→ **Document section**

# minimum space needed for horses



## MPR (Jul 3, 2006)

We have a limited amount of space because a lot of our land is swamp/low ground. I'm wondering how big of an area would I need to keep 2 miniature horses? I would take them out for walks, training time, exercise, and fun grazing. But the winters here are severe and long, so they're may be periods in the winter where I can not take them out due to ice or other conditions. Could someone list the space in terms of feet that I can measure or count off, rather than acres? Thanks.


----------



## CMR (Jul 3, 2006)

If you are hoping for them to live completely off of the land during summer, you will need more land. If you plan on feeding hay, then you can use less. For big horses, they say have around two acres per horse. I say about 1/4 and acre per mini, so you would need about 1/2 an acre MINIMUM(I think an acre is something like 3,000 feet?).

There are some on here who do not let their horses out to pasture at all, so you could ask them about doing the roundpen choice. I don't know where you are located, but since you said your winters are severe, you HAVE to have a shelter. I honestly do not think a run-in shed would suffice either. When you say severe, it brings to my mind howling winds and a lot of sleet. Run-in sheds just don't cut it for that kind of weather, especially if it happens on a daily basis. If you do have a run in shed, you will most likely have to invest in blankets.

Be sure to post pictures when you get your horses, and good luck horse shopping!


----------



## appypintolady (Jul 7, 2006)

Actually an acre is 43,500 sqare feet


----------



## Jill (Jul 7, 2006)

→ **Required task**
Write the next part of the forum thread on how much space two miniature horses need, starting right after Jill's name and date. The lines after this thread are separate material and have nothing to do with it.

→ **Provided data**
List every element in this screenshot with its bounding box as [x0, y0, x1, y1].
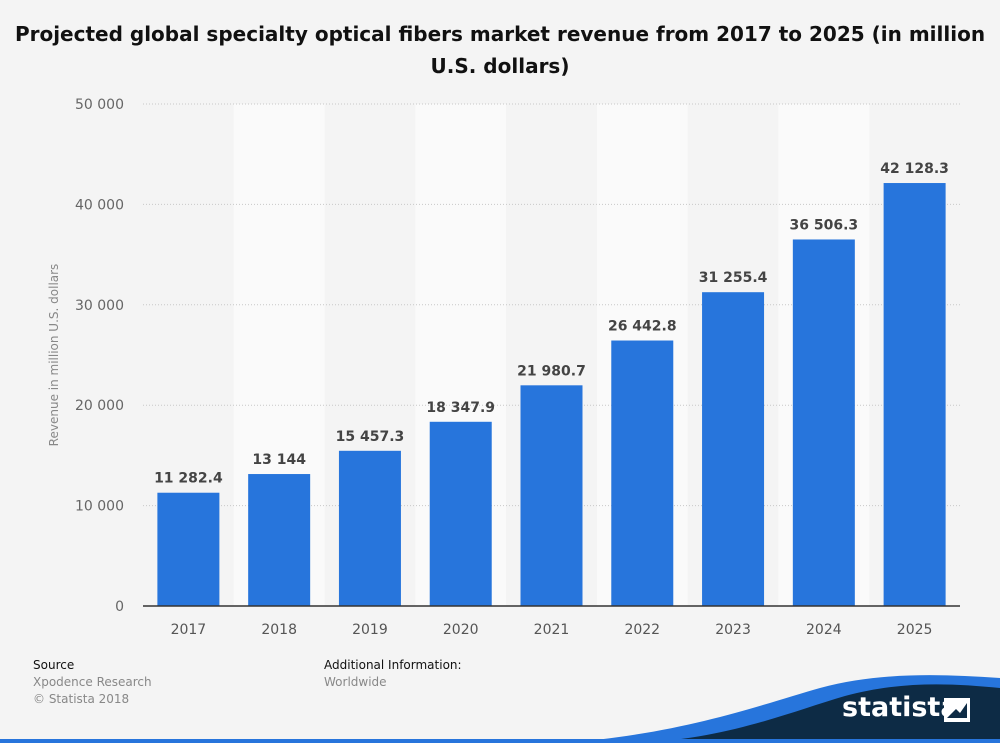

→ **Output below**
My smallest paddock is probably 80x80 (guessing -- when it's day light I can count the posts and tell you exactly the size) and have three horses in it and they can really get to running and playing in there. In the center of that paddock is a "big" 16x12 run in shed.

Of course, they do not have grass in that size area so you have to feed hay and I think it's important to clean the paddocks regularly, but you can do well with small space if you manage it well.

I know that when I got my first mini, I did not ever imagine owning as many as I do now and I am sure there are other mini owners too who now have more minis than they'd initially thought they would in the space.

The individual horses you have (or are planning to get) also are a factor. The geldings / stallions in general like to play and run around more than the mares, but then the mares can sometimes be crabby to each other so you want them to have enough room so they aren't right on top of each other.

The key is horses who get along well and have enough room to run and play, and keeping it clean.


----------



## dangerranger (Jul 7, 2006)

I have big horses that are perfectly happy in a barn stall thats 8x12 with a small run thats8x20, as long as they get turned out regulary.in really bad weather they can spend more time in there as they arent to exited about going out in the rain anyway.I have two minis in a 20 x60 drylot with a 10x20 barn. there stalls are 6x10.I only confine them to there stalls at feeding time. I also have two 1/2 acre pastures for them to graise in once Sassy will let me catch her. these are pretty minamal but our horses are out at least a couple of hours a day. DR.


----------



## MPR (Jul 7, 2006)

Thanks. This gives me a pretty good idea.


----------



## Miniv (Jul 7, 2006)

For TWO minis? I'd say a half acre is good. If the area is big enough that they can do some running around in, you should be fine.

When we first had minis, we had about 1 1/2 acres set aside and had SIX minis and they had plenty of "running" area.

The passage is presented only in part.